- **Directive**
Please give the data below again in full, exactly as it stands.

+---+

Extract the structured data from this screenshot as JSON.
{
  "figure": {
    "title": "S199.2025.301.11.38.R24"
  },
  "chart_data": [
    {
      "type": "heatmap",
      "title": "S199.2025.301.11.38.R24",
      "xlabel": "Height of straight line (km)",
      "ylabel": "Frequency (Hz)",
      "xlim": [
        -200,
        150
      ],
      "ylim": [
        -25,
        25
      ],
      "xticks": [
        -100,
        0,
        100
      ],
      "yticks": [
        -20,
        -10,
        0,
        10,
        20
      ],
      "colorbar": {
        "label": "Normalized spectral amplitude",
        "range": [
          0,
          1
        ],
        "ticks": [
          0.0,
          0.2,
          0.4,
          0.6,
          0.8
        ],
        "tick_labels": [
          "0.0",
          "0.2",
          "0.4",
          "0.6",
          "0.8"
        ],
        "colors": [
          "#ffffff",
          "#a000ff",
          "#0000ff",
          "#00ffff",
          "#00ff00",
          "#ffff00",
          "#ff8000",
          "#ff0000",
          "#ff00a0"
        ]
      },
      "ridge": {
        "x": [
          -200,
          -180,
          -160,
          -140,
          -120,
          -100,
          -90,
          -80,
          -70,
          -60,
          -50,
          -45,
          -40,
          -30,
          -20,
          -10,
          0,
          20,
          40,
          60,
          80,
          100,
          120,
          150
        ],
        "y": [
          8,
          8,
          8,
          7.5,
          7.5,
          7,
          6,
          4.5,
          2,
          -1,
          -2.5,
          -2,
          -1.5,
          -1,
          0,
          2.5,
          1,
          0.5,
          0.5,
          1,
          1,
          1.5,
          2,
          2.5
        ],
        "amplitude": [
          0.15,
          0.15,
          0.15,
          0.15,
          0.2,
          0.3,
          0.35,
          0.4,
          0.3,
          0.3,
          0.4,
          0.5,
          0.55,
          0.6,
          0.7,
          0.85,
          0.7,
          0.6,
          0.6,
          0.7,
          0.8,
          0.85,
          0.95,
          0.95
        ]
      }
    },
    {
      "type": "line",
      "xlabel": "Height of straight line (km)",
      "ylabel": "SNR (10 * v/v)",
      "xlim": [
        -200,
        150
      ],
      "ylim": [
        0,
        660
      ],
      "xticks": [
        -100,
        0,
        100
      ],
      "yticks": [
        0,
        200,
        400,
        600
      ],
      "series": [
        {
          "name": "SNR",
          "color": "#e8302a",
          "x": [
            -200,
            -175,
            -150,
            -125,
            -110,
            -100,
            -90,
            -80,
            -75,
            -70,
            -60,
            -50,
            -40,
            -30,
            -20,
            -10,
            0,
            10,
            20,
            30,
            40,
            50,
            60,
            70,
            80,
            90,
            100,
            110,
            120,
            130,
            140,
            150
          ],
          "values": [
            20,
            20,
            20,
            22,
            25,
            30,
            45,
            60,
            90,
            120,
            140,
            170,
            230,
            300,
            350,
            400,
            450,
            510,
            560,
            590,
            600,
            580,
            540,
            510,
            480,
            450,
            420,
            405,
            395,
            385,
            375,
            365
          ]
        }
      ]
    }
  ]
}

+---+

- **Answer to the task**
Extract the structured data from this screenshot as JSON.
{
  "figure": {
    "title": "S199.2025.301.11.38.R24"
  },
  "chart_data": [
    {
      "type": "heatmap",
      "title": "S199.2025.301.11.38.R24",
      "xlabel": "Height of straight line (km)",
      "ylabel": "Frequency (Hz)",
      "xlim": [
        -200,
        150
      ],
      "ylim": [
        -25,
        25
      ],
      "xticks": [
        -100,
        0,
        100
      ],
      "yticks": [
        -20,
        -10,
        0,
        10,
        20
      ],
      "colorbar": {
        "label": "Normalized spectral amplitude",
        "range": [
          0,
          1
        ],
        "ticks": [
          0.0,
          0.2,
          0.4,
          0.6,
          0.8
        ],
        "tick_labels": [
          "0.0",
          "0.2",
          "0.4",
          "0.6",
          "0.8"
        ],
        "colors": [
          "#ffffff",
          "#a000ff",
          "#0000ff",
          "#00ffff",
          "#00ff00",
          "#ffff00",
          "#ff8000",
          "#ff0000",
          "#ff00a0"
        ]
      },
      "ridge": {
        "x": [
          -200,
          -180,
          -160,
          -140,
          -120,
          -100,
          -90,
          -80,
          -70,
          -60,
          -50,
          -45,
          -40,
          -30,
          -20,
          -10,
          0,
          20,
          40,
          60,
          80,
          100,
          120,
          150
        ],
        "y": [
          8,
          8,
          8,
          7.5,
          7.5,
          7,
          6,
          4.5,
          2,
          -1,
          -2.5,
          -2,
          -1.5,
          -1,
          0,
          2.5,
          1,
          0.5,
          0.5,
          1,
          1,
          1.5,
          2,
          2.5
        ],
        "amplitude": [
          0.15,
          0.15,
          0.15,
          0.15,
          0.2,
          0.3,
          0.35,
          0.4,
          0.3,
          0.3,
          0.4,
          0.5,
          0.55,
          0.6,
          0.7,
          0.85,
          0.7,
          0.6,
          0.6,
          0.7,
          0.8,
          0.85,
          0.95,
          0.95
        ]
      }
    },
    {
      "type": "line",
      "xlabel": "Height of straight line (km)",
      "ylabel": "SNR (10 * v/v)",
      "xlim": [
        -200,
        150
      ],
      "ylim": [
        0,
        660
      ],
      "xticks": [
        -100,
        0,
        100
      ],
      "yticks": [
        0,
        200,
        400,
        600
      ],
      "series": [
        {
          "name": "SNR",
          "color": "#e8302a",
          "x": [
            -200,
            -175,
            -150,
            -125,
            -110,
            -100,
            -90,
            -80,
            -75,
            -70,
            -60,
            -50,
            -40,
            -30,
            -20,
            -10,
            0,
            10,
            20,
            30,
            40,
            50,
            60,
            70,
            80,
            90,
            100,
            110,
            120,
            130,
            140,
            150
          ],
          "values": [
            20,
            20,
            20,
            22,
            25,
            30,
            45,
            60,
            90,
            120,
            140,
            170,
            230,
            300,
            350,
            400,
            450,
            510,
            560,
            590,
            600,
            580,
            540,
            510,
            480,
            450,
            420,
            405,
            395,
            385,
            375,
            365
          ]
        }
      ]
    }
  ]
}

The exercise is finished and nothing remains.